— Start —

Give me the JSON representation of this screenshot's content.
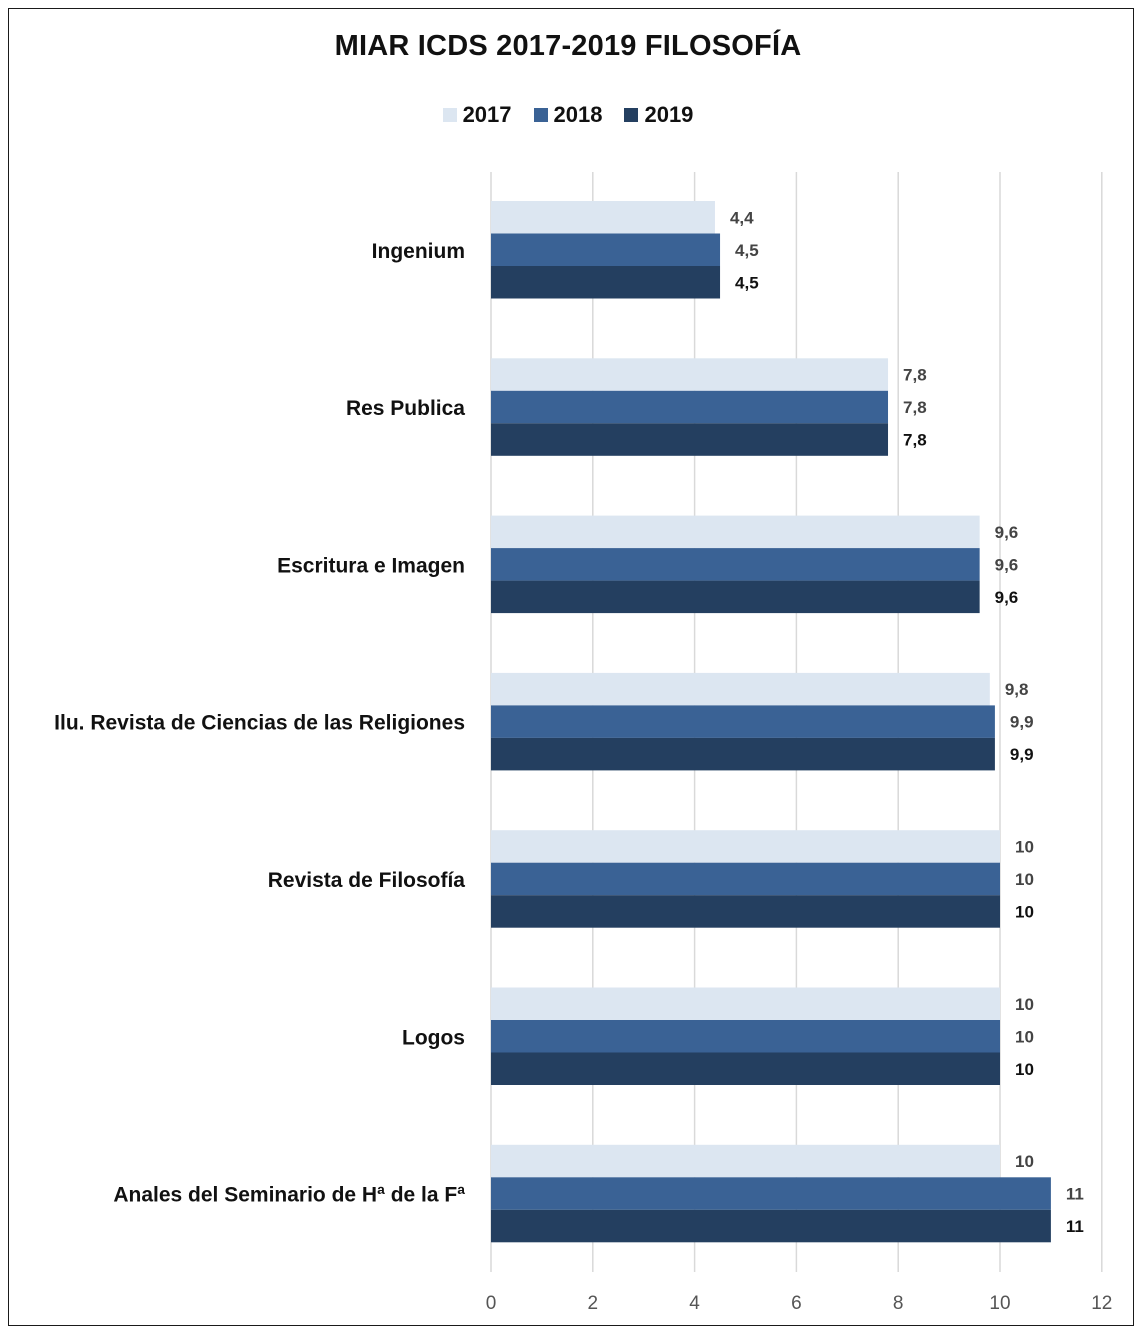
{
  "chart_data": {
    "type": "bar",
    "orientation": "horizontal",
    "title": "MIAR ICDS 2017-2019 FILOSOFÍA",
    "categories": [
      "Ingenium",
      "Res Publica",
      "Escritura e Imagen",
      "Ilu. Revista de Ciencias de las Religiones",
      "Revista de Filosofía",
      "Logos",
      "Anales del Seminario de Hª de la Fª"
    ],
    "series": [
      {
        "name": "2017",
        "color": "#dce6f1",
        "label_color": "#444444",
        "values": [
          4.4,
          7.8,
          9.6,
          9.8,
          10,
          10,
          10
        ],
        "labels": [
          "4,4",
          "7,8",
          "9,6",
          "9,8",
          "10",
          "10",
          "10"
        ]
      },
      {
        "name": "2018",
        "color": "#3a6295",
        "label_color": "#444444",
        "values": [
          4.5,
          7.8,
          9.6,
          9.9,
          10,
          10,
          11
        ],
        "labels": [
          "4,5",
          "7,8",
          "9,6",
          "9,9",
          "10",
          "10",
          "11"
        ]
      },
      {
        "name": "2019",
        "color": "#243f60",
        "label_color": "#111111",
        "values": [
          4.5,
          7.8,
          9.6,
          9.9,
          10,
          10,
          11
        ],
        "labels": [
          "4,5",
          "7,8",
          "9,6",
          "9,9",
          "10",
          "10",
          "11"
        ]
      }
    ],
    "xlim": [
      0,
      12
    ],
    "xticks": [
      "0",
      "2",
      "4",
      "6",
      "8",
      "10",
      "12"
    ],
    "grid": true,
    "legend_position": "top"
  }
}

— End —

§ Given task:
Write out the whole listing exactly, and drop the pictures.

§ Exercise response:
Give me the JSON representation of this screenshot's content.
{
  "chart_data": {
    "type": "bar",
    "orientation": "horizontal",
    "title": "MIAR ICDS 2017-2019 FILOSOFÍA",
    "categories": [
      "Ingenium",
      "Res Publica",
      "Escritura e Imagen",
      "Ilu. Revista de Ciencias de las Religiones",
      "Revista de Filosofía",
      "Logos",
      "Anales del Seminario de Hª de la Fª"
    ],
    "series": [
      {
        "name": "2017",
        "color": "#dce6f1",
        "label_color": "#444444",
        "values": [
          4.4,
          7.8,
          9.6,
          9.8,
          10,
          10,
          10
        ],
        "labels": [
          "4,4",
          "7,8",
          "9,6",
          "9,8",
          "10",
          "10",
          "10"
        ]
      },
      {
        "name": "2018",
        "color": "#3a6295",
        "label_color": "#444444",
        "values": [
          4.5,
          7.8,
          9.6,
          9.9,
          10,
          10,
          11
        ],
        "labels": [
          "4,5",
          "7,8",
          "9,6",
          "9,9",
          "10",
          "10",
          "11"
        ]
      },
      {
        "name": "2019",
        "color": "#243f60",
        "label_color": "#111111",
        "values": [
          4.5,
          7.8,
          9.6,
          9.9,
          10,
          10,
          11
        ],
        "labels": [
          "4,5",
          "7,8",
          "9,6",
          "9,9",
          "10",
          "10",
          "11"
        ]
      }
    ],
    "xlim": [
      0,
      12
    ],
    "xticks": [
      "0",
      "2",
      "4",
      "6",
      "8",
      "10",
      "12"
    ],
    "grid": true,
    "legend_position": "top"
  }
}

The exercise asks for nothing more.